** Problem details **
What number of lines hold the word "items"? State that number and nothing besides.

##### Dataset #####

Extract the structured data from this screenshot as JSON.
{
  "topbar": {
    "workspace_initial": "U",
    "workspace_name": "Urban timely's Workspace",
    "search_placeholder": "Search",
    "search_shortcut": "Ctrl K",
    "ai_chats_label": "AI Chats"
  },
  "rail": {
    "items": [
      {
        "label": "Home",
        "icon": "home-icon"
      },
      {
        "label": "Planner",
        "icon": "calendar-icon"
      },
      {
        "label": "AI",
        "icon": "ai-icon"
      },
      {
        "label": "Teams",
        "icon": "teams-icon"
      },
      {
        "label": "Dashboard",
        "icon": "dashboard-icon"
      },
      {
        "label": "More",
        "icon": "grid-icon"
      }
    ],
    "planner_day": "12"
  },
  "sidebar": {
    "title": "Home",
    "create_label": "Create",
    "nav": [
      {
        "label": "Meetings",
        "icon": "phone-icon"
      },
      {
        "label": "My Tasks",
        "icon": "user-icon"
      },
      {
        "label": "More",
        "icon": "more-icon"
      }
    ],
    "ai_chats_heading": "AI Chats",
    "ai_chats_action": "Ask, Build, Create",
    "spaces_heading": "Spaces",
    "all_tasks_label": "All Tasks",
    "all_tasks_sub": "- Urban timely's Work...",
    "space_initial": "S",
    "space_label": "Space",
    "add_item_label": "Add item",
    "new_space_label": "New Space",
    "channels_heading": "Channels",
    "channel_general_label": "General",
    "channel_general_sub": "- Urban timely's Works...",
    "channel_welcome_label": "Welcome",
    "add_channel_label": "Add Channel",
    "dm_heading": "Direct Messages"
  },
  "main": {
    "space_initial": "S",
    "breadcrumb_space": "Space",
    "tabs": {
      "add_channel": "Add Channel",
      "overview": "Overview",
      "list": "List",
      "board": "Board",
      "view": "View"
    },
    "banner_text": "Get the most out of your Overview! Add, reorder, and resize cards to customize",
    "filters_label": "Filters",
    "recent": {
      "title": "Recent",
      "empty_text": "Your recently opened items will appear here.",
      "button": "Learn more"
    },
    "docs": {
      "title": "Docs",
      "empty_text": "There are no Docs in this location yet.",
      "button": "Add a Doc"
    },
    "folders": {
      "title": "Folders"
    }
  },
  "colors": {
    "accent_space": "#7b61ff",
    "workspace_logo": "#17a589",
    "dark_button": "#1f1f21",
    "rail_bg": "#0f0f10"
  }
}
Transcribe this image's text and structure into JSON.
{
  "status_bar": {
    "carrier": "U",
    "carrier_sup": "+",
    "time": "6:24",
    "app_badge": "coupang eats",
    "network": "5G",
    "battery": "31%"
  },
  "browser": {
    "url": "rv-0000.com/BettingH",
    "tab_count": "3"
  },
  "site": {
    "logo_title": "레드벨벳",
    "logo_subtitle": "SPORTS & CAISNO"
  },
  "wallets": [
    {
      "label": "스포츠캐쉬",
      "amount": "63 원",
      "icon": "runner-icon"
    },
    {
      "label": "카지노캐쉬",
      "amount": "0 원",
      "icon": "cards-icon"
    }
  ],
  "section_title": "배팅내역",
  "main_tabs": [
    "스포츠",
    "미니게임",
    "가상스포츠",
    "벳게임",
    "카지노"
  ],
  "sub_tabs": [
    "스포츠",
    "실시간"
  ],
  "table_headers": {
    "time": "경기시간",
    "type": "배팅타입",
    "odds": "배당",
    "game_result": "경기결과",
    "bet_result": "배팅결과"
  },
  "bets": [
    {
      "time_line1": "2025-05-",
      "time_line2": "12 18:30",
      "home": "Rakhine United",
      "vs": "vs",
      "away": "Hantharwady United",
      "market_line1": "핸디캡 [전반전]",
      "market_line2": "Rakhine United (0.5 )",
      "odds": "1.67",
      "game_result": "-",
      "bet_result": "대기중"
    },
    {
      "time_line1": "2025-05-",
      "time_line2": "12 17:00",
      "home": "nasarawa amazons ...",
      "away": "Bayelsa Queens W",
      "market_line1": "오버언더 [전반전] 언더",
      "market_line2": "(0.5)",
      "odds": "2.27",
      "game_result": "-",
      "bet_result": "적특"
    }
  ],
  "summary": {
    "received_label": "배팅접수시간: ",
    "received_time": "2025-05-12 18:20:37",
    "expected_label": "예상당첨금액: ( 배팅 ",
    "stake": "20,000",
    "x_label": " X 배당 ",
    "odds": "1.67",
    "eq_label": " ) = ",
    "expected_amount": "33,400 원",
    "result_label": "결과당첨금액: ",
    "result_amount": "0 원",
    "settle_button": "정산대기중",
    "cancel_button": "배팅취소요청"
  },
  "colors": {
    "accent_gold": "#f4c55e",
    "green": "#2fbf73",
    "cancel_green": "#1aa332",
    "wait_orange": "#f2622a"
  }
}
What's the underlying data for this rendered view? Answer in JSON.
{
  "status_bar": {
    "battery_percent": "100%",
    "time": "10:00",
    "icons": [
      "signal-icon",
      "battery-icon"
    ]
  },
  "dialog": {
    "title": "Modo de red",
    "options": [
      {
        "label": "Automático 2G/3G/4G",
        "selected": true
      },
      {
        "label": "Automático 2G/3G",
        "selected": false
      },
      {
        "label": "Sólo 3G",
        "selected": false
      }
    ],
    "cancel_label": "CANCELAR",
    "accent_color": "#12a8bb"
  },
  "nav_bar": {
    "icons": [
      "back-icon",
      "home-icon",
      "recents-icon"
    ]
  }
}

#####

** The answer **
2